Aim ▸ Can you pull out each line of the data below that includes the word "Shock"?

Provided data ▸
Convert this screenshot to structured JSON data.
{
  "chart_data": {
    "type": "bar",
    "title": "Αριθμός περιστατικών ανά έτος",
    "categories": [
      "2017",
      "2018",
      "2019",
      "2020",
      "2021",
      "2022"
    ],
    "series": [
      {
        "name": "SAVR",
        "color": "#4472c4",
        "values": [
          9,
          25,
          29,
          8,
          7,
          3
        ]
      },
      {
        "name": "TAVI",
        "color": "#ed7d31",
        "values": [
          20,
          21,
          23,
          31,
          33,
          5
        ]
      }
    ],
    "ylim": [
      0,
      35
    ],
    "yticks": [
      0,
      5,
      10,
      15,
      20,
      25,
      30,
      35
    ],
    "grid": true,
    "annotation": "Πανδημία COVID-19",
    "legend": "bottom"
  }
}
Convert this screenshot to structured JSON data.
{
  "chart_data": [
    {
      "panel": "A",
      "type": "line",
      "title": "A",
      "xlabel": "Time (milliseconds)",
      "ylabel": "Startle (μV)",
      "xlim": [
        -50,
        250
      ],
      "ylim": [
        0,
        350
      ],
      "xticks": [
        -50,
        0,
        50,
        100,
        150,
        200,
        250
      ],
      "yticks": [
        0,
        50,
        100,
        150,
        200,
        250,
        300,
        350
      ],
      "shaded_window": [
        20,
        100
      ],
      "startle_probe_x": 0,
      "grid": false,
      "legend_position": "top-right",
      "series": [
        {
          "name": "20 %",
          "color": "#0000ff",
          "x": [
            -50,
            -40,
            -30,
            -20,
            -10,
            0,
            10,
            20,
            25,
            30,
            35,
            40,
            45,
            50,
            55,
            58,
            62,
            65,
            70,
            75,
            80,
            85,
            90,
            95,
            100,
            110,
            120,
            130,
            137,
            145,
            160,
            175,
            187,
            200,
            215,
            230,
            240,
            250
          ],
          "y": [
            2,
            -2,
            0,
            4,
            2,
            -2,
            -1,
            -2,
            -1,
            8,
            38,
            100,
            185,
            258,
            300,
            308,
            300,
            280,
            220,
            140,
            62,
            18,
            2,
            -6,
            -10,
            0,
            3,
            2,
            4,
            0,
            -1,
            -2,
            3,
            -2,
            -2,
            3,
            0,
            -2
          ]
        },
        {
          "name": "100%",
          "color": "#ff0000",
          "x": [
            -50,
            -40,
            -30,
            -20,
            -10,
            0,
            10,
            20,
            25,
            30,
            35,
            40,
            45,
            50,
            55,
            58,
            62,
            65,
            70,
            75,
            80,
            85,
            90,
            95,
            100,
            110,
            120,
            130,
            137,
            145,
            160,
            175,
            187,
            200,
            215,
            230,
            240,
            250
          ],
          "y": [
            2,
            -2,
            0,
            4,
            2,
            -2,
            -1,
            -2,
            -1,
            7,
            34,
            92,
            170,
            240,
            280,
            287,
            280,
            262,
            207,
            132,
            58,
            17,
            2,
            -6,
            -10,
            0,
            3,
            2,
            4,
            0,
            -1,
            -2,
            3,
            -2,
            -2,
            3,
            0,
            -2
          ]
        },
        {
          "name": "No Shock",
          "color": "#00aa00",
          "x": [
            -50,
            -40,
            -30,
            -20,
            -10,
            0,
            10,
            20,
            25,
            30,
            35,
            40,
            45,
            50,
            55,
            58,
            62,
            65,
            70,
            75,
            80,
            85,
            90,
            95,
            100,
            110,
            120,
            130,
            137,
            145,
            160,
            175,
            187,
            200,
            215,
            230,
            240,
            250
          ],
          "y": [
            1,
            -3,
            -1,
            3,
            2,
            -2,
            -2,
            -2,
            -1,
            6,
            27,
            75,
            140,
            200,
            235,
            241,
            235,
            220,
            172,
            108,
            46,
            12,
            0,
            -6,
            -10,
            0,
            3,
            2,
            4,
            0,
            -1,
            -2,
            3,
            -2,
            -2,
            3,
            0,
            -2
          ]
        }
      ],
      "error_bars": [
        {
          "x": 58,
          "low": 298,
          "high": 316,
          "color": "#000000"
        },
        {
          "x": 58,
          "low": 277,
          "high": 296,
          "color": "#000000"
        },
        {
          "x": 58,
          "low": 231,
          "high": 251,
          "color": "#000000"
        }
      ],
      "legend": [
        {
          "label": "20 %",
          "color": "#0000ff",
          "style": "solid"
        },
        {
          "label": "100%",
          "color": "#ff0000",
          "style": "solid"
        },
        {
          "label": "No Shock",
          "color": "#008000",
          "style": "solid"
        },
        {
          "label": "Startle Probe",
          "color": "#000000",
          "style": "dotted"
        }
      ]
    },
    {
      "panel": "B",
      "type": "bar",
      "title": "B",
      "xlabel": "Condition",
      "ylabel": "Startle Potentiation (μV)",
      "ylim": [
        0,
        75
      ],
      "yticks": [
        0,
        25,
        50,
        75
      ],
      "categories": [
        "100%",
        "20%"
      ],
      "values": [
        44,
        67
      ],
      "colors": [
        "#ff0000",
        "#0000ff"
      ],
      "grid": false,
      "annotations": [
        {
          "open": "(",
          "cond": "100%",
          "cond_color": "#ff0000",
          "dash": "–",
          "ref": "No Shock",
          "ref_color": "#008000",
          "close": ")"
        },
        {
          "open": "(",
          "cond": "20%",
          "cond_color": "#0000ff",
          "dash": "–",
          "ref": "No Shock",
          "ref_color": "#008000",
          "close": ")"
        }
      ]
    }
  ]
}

Exercise response ▸
          "name": "No Shock",
          "label": "No Shock",
          "ref": "No Shock",
          "ref": "No Shock",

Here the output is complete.